§ **Stored data entries**
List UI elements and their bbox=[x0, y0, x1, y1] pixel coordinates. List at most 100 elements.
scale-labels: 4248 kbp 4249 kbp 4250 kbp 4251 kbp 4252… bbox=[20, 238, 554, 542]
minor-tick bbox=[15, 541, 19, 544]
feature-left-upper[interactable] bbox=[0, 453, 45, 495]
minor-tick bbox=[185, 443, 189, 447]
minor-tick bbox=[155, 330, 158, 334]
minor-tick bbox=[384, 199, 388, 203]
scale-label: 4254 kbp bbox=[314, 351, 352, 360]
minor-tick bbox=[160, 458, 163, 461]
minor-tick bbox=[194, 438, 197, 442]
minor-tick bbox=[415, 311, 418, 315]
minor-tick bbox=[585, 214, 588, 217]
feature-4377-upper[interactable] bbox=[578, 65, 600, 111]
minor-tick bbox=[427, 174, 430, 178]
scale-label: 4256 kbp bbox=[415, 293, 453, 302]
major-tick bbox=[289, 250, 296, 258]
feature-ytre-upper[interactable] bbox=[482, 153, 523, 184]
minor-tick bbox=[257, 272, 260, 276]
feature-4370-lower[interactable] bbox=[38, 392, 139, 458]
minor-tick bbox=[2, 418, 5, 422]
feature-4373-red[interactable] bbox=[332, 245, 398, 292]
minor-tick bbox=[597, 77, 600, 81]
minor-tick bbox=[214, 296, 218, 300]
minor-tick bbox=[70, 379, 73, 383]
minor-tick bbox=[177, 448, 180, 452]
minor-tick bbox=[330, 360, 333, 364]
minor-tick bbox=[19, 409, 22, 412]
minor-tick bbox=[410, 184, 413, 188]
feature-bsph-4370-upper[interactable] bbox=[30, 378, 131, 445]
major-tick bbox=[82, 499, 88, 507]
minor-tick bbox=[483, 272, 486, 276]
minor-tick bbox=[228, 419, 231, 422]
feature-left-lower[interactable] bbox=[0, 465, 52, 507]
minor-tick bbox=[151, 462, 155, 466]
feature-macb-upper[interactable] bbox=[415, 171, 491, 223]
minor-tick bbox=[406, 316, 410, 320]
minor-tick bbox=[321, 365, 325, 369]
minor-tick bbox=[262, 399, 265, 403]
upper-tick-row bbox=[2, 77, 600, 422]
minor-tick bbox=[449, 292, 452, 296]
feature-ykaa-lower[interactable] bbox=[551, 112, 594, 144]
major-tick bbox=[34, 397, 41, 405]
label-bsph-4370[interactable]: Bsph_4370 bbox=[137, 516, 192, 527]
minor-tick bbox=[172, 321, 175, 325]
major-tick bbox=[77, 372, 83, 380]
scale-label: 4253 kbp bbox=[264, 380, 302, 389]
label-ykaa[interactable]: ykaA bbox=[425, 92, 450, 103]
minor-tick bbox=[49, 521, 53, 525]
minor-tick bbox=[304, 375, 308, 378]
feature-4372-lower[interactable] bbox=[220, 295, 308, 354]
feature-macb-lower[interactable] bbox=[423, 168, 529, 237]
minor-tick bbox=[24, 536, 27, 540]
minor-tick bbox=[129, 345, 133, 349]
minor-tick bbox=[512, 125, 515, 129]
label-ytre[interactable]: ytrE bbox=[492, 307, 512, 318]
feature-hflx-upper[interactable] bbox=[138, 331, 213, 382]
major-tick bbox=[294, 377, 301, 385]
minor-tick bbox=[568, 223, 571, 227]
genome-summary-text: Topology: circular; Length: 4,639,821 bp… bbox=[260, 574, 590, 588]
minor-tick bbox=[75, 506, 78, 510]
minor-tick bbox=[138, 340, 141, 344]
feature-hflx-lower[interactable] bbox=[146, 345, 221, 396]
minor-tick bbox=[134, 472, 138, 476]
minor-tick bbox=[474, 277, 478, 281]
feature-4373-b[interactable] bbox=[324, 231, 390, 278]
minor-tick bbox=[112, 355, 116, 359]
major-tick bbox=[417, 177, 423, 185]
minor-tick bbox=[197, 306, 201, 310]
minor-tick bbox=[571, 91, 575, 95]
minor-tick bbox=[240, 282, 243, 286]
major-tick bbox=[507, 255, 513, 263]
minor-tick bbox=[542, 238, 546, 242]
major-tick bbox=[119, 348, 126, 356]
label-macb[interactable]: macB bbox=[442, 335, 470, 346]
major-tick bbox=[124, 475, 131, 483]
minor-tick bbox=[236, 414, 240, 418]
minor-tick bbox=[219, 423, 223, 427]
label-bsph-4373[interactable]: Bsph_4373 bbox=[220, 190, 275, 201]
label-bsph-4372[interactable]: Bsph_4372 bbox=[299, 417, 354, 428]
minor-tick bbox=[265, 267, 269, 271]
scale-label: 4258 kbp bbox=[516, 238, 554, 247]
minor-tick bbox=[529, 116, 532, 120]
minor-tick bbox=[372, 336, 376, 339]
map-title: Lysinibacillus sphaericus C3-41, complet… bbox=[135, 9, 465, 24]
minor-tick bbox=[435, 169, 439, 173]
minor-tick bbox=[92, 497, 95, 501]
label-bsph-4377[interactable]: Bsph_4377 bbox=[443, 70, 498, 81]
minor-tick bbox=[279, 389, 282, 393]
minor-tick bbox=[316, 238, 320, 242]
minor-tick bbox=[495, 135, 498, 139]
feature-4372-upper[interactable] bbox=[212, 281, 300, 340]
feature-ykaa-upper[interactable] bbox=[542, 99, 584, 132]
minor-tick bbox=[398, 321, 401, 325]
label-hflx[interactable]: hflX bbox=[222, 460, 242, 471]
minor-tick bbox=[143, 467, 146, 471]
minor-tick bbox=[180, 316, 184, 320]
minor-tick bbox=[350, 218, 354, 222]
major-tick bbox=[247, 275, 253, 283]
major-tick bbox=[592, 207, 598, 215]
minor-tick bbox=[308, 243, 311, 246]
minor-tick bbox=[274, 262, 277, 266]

§ **TASK TO CARRY OUT**
Please restate the records in full, word for word.

§ **SOLUTION TO THIS PROBLEM**
List UI elements and their bbox=[x0, y0, x1, y1] pixel coordinates. List at most 100 elements.
scale-labels: 4248 kbp 4249 kbp 4250 kbp 4251 kbp 4252… bbox=[20, 238, 554, 542]
minor-tick bbox=[15, 541, 19, 544]
feature-left-upper[interactable] bbox=[0, 453, 45, 495]
minor-tick bbox=[185, 443, 189, 447]
minor-tick bbox=[155, 330, 158, 334]
minor-tick bbox=[384, 199, 388, 203]
scale-label: 4254 kbp bbox=[314, 351, 352, 360]
minor-tick bbox=[160, 458, 163, 461]
minor-tick bbox=[194, 438, 197, 442]
minor-tick bbox=[415, 311, 418, 315]
minor-tick bbox=[585, 214, 588, 217]
feature-4377-upper[interactable] bbox=[578, 65, 600, 111]
minor-tick bbox=[427, 174, 430, 178]
scale-label: 4256 kbp bbox=[415, 293, 453, 302]
major-tick bbox=[289, 250, 296, 258]
feature-ytre-upper[interactable] bbox=[482, 153, 523, 184]
minor-tick bbox=[257, 272, 260, 276]
feature-4370-lower[interactable] bbox=[38, 392, 139, 458]
minor-tick bbox=[2, 418, 5, 422]
feature-4373-red[interactable] bbox=[332, 245, 398, 292]
minor-tick bbox=[597, 77, 600, 81]
minor-tick bbox=[214, 296, 218, 300]
minor-tick bbox=[70, 379, 73, 383]
minor-tick bbox=[177, 448, 180, 452]
minor-tick bbox=[330, 360, 333, 364]
minor-tick bbox=[19, 409, 22, 412]
minor-tick bbox=[410, 184, 413, 188]
feature-bsph-4370-upper[interactable] bbox=[30, 378, 131, 445]
major-tick bbox=[82, 499, 88, 507]
minor-tick bbox=[483, 272, 486, 276]
minor-tick bbox=[228, 419, 231, 422]
feature-left-lower[interactable] bbox=[0, 465, 52, 507]
minor-tick bbox=[151, 462, 155, 466]
feature-macb-upper[interactable] bbox=[415, 171, 491, 223]
minor-tick bbox=[406, 316, 410, 320]
minor-tick bbox=[321, 365, 325, 369]
minor-tick bbox=[262, 399, 265, 403]
upper-tick-row bbox=[2, 77, 600, 422]
minor-tick bbox=[449, 292, 452, 296]
feature-ykaa-lower[interactable] bbox=[551, 112, 594, 144]
major-tick bbox=[34, 397, 41, 405]
label-bsph-4370[interactable]: Bsph_4370 bbox=[137, 516, 192, 527]
minor-tick bbox=[172, 321, 175, 325]
major-tick bbox=[77, 372, 83, 380]
scale-label: 4253 kbp bbox=[264, 380, 302, 389]
label-ykaa[interactable]: ykaA bbox=[425, 92, 450, 103]
minor-tick bbox=[49, 521, 53, 525]
minor-tick bbox=[304, 375, 308, 378]
feature-4372-lower[interactable] bbox=[220, 295, 308, 354]
feature-macb-lower[interactable] bbox=[423, 168, 529, 237]
minor-tick bbox=[24, 536, 27, 540]
minor-tick bbox=[129, 345, 133, 349]
minor-tick bbox=[512, 125, 515, 129]
label-ytre[interactable]: ytrE bbox=[492, 307, 512, 318]
feature-hflx-upper[interactable] bbox=[138, 331, 213, 382]
major-tick bbox=[294, 377, 301, 385]
minor-tick bbox=[568, 223, 571, 227]
genome-summary-text: Topology: circular; Length: 4,639,821 bp… bbox=[260, 574, 590, 588]
minor-tick bbox=[75, 506, 78, 510]
minor-tick bbox=[138, 340, 141, 344]
feature-hflx-lower[interactable] bbox=[146, 345, 221, 396]
minor-tick bbox=[134, 472, 138, 476]
minor-tick bbox=[474, 277, 478, 281]
feature-4373-b[interactable] bbox=[324, 231, 390, 278]
minor-tick bbox=[112, 355, 116, 359]
major-tick bbox=[417, 177, 423, 185]
minor-tick bbox=[197, 306, 201, 310]
minor-tick bbox=[571, 91, 575, 95]
minor-tick bbox=[240, 282, 243, 286]
major-tick bbox=[507, 255, 513, 263]
minor-tick bbox=[542, 238, 546, 242]
major-tick bbox=[119, 348, 126, 356]
label-macb[interactable]: macB bbox=[442, 335, 470, 346]
major-tick bbox=[124, 475, 131, 483]
minor-tick bbox=[236, 414, 240, 418]
minor-tick bbox=[219, 423, 223, 427]
label-bsph-4373[interactable]: Bsph_4373 bbox=[220, 190, 275, 201]
label-bsph-4372[interactable]: Bsph_4372 bbox=[299, 417, 354, 428]
minor-tick bbox=[265, 267, 269, 271]
scale-label: 4258 kbp bbox=[516, 238, 554, 247]
minor-tick bbox=[529, 116, 532, 120]
minor-tick bbox=[372, 336, 376, 339]
map-title: Lysinibacillus sphaericus C3-41, complet… bbox=[135, 9, 465, 24]
minor-tick bbox=[435, 169, 439, 173]
minor-tick bbox=[92, 497, 95, 501]
label-bsph-4377[interactable]: Bsph_4377 bbox=[443, 70, 498, 81]
minor-tick bbox=[279, 389, 282, 393]
minor-tick bbox=[316, 238, 320, 242]
minor-tick bbox=[495, 135, 498, 139]
feature-4372-upper[interactable] bbox=[212, 281, 300, 340]
feature-ykaa-upper[interactable] bbox=[542, 99, 584, 132]
minor-tick bbox=[398, 321, 401, 325]
label-hflx[interactable]: hflX bbox=[222, 460, 242, 471]
minor-tick bbox=[143, 467, 146, 471]
minor-tick bbox=[180, 316, 184, 320]
minor-tick bbox=[350, 218, 354, 222]
major-tick bbox=[247, 275, 253, 283]
major-tick bbox=[592, 207, 598, 215]
minor-tick bbox=[308, 243, 311, 246]
minor-tick bbox=[274, 262, 277, 266]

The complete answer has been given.